## TASK DIRECTIONS
Pull out every line containing the string "title".

◇ ◇ ◇ ◇ ◇ ◇ ◇

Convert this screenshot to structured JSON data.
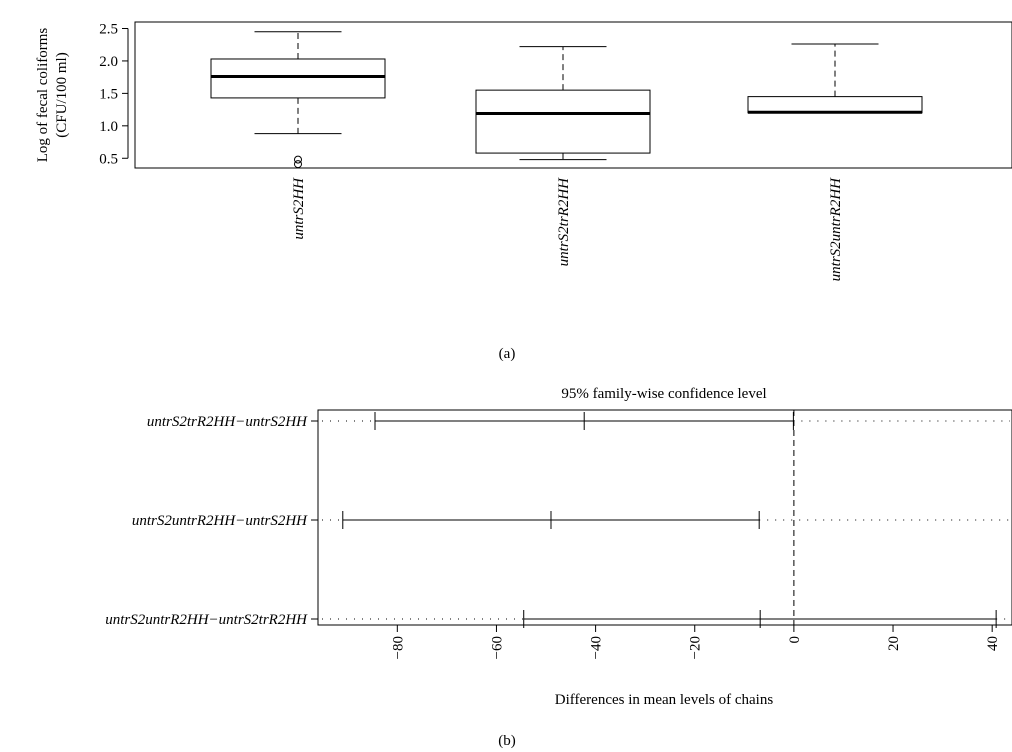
{
  "chart_data": [
    {
      "type": "box",
      "panel_label": "(a)",
      "title": "",
      "ylabel_line1": "Log of fecal coliforms",
      "ylabel_line2": "(CFU/100 ml)",
      "ylim": [
        0.35,
        2.6
      ],
      "yticks": [
        0.5,
        1.0,
        1.5,
        2.0,
        2.5
      ],
      "ytick_labels": [
        "0.5",
        "1.0",
        "1.5",
        "2.0",
        "2.5"
      ],
      "categories": [
        "untrS2HH",
        "untrS2trR2HH",
        "untrS2untrR2HH"
      ],
      "boxes": [
        {
          "name": "untrS2HH",
          "whisker_low": 0.88,
          "q1": 1.43,
          "median": 1.76,
          "q3": 2.03,
          "whisker_high": 2.45,
          "outliers": [
            0.41,
            0.48
          ]
        },
        {
          "name": "untrS2trR2HH",
          "whisker_low": 0.48,
          "q1": 0.58,
          "median": 1.19,
          "q3": 1.55,
          "whisker_high": 2.22,
          "outliers": []
        },
        {
          "name": "untrS2untrR2HH",
          "whisker_low": 1.2,
          "q1": 1.2,
          "median": 1.21,
          "q3": 1.45,
          "whisker_high": 2.26,
          "outliers": []
        }
      ]
    },
    {
      "type": "interval",
      "panel_label": "(b)",
      "title": "95% family-wise confidence level",
      "xlabel": "Differences in mean levels of chains",
      "xlim": [
        -96,
        44
      ],
      "xticks": [
        -80,
        -60,
        -40,
        -20,
        0,
        20,
        40
      ],
      "xtick_labels": [
        "-80",
        "-60",
        "-40",
        "-20",
        "0",
        "20",
        "40"
      ],
      "reference_line": 0,
      "comparisons": [
        {
          "label": "untrS2trR2HH−untrS2HH",
          "lwr": -84.5,
          "diff": -42.3,
          "upr": -0.1
        },
        {
          "label": "untrS2untrR2HH−untrS2HH",
          "lwr": -91.0,
          "diff": -49.0,
          "upr": -7.0
        },
        {
          "label": "untrS2untrR2HH−untrS2trR2HH",
          "lwr": -54.5,
          "diff": -6.8,
          "upr": 40.8
        }
      ]
    }
  ]
}
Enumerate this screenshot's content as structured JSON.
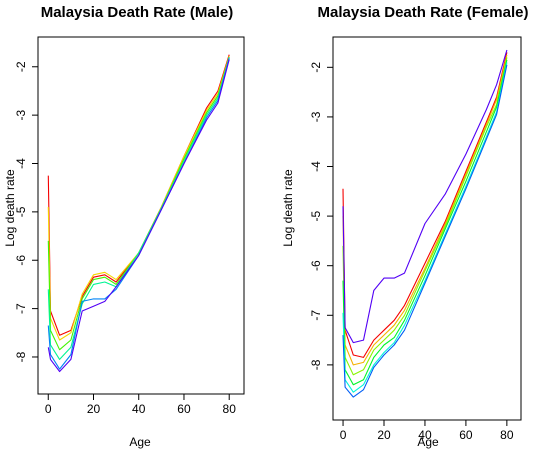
{
  "chart_data": [
    {
      "type": "line",
      "title": "Malaysia Death Rate (Male)",
      "xlabel": "Age",
      "ylabel": "Log death rate",
      "xlim": [
        -1,
        83
      ],
      "ylim": [
        -8.6,
        -1.55
      ],
      "xticks": [
        0,
        20,
        40,
        60,
        80
      ],
      "yticks": [
        -2,
        -3,
        -4,
        -5,
        -6,
        -7,
        -8
      ],
      "color_scale": "rainbow (red → yellow → green → cyan → blue → violet across series)",
      "series": [
        {
          "x": [
            0,
            1,
            5,
            10,
            15,
            20,
            25,
            30,
            40,
            50,
            60,
            70,
            75,
            80
          ],
          "y": [
            -4.25,
            -7.05,
            -7.55,
            -7.45,
            -6.75,
            -6.35,
            -6.3,
            -6.45,
            -5.85,
            -4.9,
            -3.85,
            -2.85,
            -2.5,
            -1.75
          ]
        },
        {
          "x": [
            0,
            1,
            5,
            10,
            15,
            20,
            25,
            30,
            40,
            50,
            60,
            70,
            75,
            80
          ],
          "y": [
            -4.9,
            -7.2,
            -7.65,
            -7.5,
            -6.7,
            -6.3,
            -6.25,
            -6.4,
            -5.85,
            -4.9,
            -3.85,
            -2.9,
            -2.55,
            -1.78
          ]
        },
        {
          "x": [
            0,
            1,
            5,
            10,
            15,
            20,
            25,
            30,
            40,
            50,
            60,
            70,
            75,
            80
          ],
          "y": [
            -5.6,
            -7.45,
            -7.85,
            -7.65,
            -6.8,
            -6.4,
            -6.35,
            -6.5,
            -5.85,
            -4.92,
            -3.9,
            -2.95,
            -2.6,
            -1.8
          ]
        },
        {
          "x": [
            0,
            1,
            5,
            10,
            15,
            20,
            25,
            30,
            40,
            50,
            60,
            70,
            75,
            80
          ],
          "y": [
            -6.6,
            -7.75,
            -8.05,
            -7.8,
            -6.9,
            -6.5,
            -6.45,
            -6.55,
            -5.85,
            -4.92,
            -3.95,
            -3.0,
            -2.65,
            -1.8
          ]
        },
        {
          "x": [
            0,
            1,
            5,
            10,
            15,
            20,
            25,
            30,
            40,
            50,
            60,
            70,
            75,
            80
          ],
          "y": [
            -7.35,
            -7.95,
            -8.25,
            -7.95,
            -6.85,
            -6.8,
            -6.8,
            -6.6,
            -5.9,
            -4.95,
            -4.0,
            -3.05,
            -2.7,
            -1.82
          ]
        },
        {
          "x": [
            0,
            1,
            5,
            10,
            15,
            20,
            25,
            30,
            40,
            50,
            60,
            70,
            75,
            80
          ],
          "y": [
            -7.8,
            -8.05,
            -8.3,
            -8.05,
            -7.05,
            -6.95,
            -6.85,
            -6.55,
            -5.9,
            -4.95,
            -4.0,
            -3.1,
            -2.75,
            -1.85
          ]
        }
      ]
    },
    {
      "type": "line",
      "title": "Malaysia Death Rate (Female)",
      "xlabel": "Age",
      "ylabel": "Log death rate",
      "xlim": [
        -1,
        83
      ],
      "ylim": [
        -8.95,
        -1.55
      ],
      "xticks": [
        0,
        20,
        40,
        60,
        80
      ],
      "yticks": [
        -2,
        -3,
        -4,
        -5,
        -6,
        -7,
        -8
      ],
      "color_scale": "rainbow (red → yellow → green → cyan → blue → violet across series)",
      "series": [
        {
          "x": [
            0,
            1,
            5,
            10,
            15,
            20,
            25,
            30,
            40,
            50,
            60,
            70,
            75,
            80
          ],
          "y": [
            -4.45,
            -7.3,
            -7.8,
            -7.85,
            -7.5,
            -7.3,
            -7.1,
            -6.8,
            -5.95,
            -5.1,
            -4.1,
            -3.1,
            -2.6,
            -1.7
          ]
        },
        {
          "x": [
            0,
            1,
            5,
            10,
            15,
            20,
            25,
            30,
            40,
            50,
            60,
            70,
            75,
            80
          ],
          "y": [
            -5.0,
            -7.6,
            -8.0,
            -7.95,
            -7.6,
            -7.4,
            -7.2,
            -6.9,
            -6.05,
            -5.15,
            -4.15,
            -3.15,
            -2.65,
            -1.75
          ]
        },
        {
          "x": [
            0,
            1,
            5,
            10,
            15,
            20,
            25,
            30,
            40,
            50,
            60,
            70,
            75,
            80
          ],
          "y": [
            -5.6,
            -7.85,
            -8.2,
            -8.1,
            -7.7,
            -7.5,
            -7.3,
            -7.0,
            -6.1,
            -5.2,
            -4.2,
            -3.2,
            -2.75,
            -1.8
          ]
        },
        {
          "x": [
            0,
            1,
            5,
            10,
            15,
            20,
            25,
            30,
            40,
            50,
            60,
            70,
            75,
            80
          ],
          "y": [
            -6.3,
            -8.1,
            -8.4,
            -8.3,
            -7.85,
            -7.6,
            -7.45,
            -7.1,
            -6.2,
            -5.25,
            -4.3,
            -3.3,
            -2.8,
            -1.85
          ]
        },
        {
          "x": [
            0,
            1,
            5,
            10,
            15,
            20,
            25,
            30,
            40,
            50,
            60,
            70,
            75,
            80
          ],
          "y": [
            -6.95,
            -8.3,
            -8.55,
            -8.4,
            -8.0,
            -7.75,
            -7.55,
            -7.2,
            -6.3,
            -5.35,
            -4.4,
            -3.4,
            -2.9,
            -1.9
          ]
        },
        {
          "x": [
            0,
            1,
            5,
            10,
            15,
            20,
            25,
            30,
            40,
            50,
            60,
            70,
            75,
            80
          ],
          "y": [
            -7.4,
            -8.45,
            -8.65,
            -8.5,
            -8.05,
            -7.8,
            -7.6,
            -7.3,
            -6.35,
            -5.4,
            -4.45,
            -3.45,
            -2.95,
            -1.95
          ]
        },
        {
          "x": [
            0,
            1,
            5,
            10,
            15,
            20,
            25,
            30,
            40,
            50,
            60,
            70,
            75,
            80
          ],
          "y": [
            -4.8,
            -7.25,
            -7.55,
            -7.5,
            -6.5,
            -6.25,
            -6.25,
            -6.15,
            -5.15,
            -4.55,
            -3.75,
            -2.85,
            -2.35,
            -1.65
          ]
        }
      ]
    }
  ]
}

◇ ◇ ◇ ◇ ◇ ◇ ◇

## EXERCISE ANSWER
      "title": "",
      "title": "95% family-wise confidence level",
      "title": "Malaysia Death Rate (Male)",
      "title": "Malaysia Death Rate (Female)",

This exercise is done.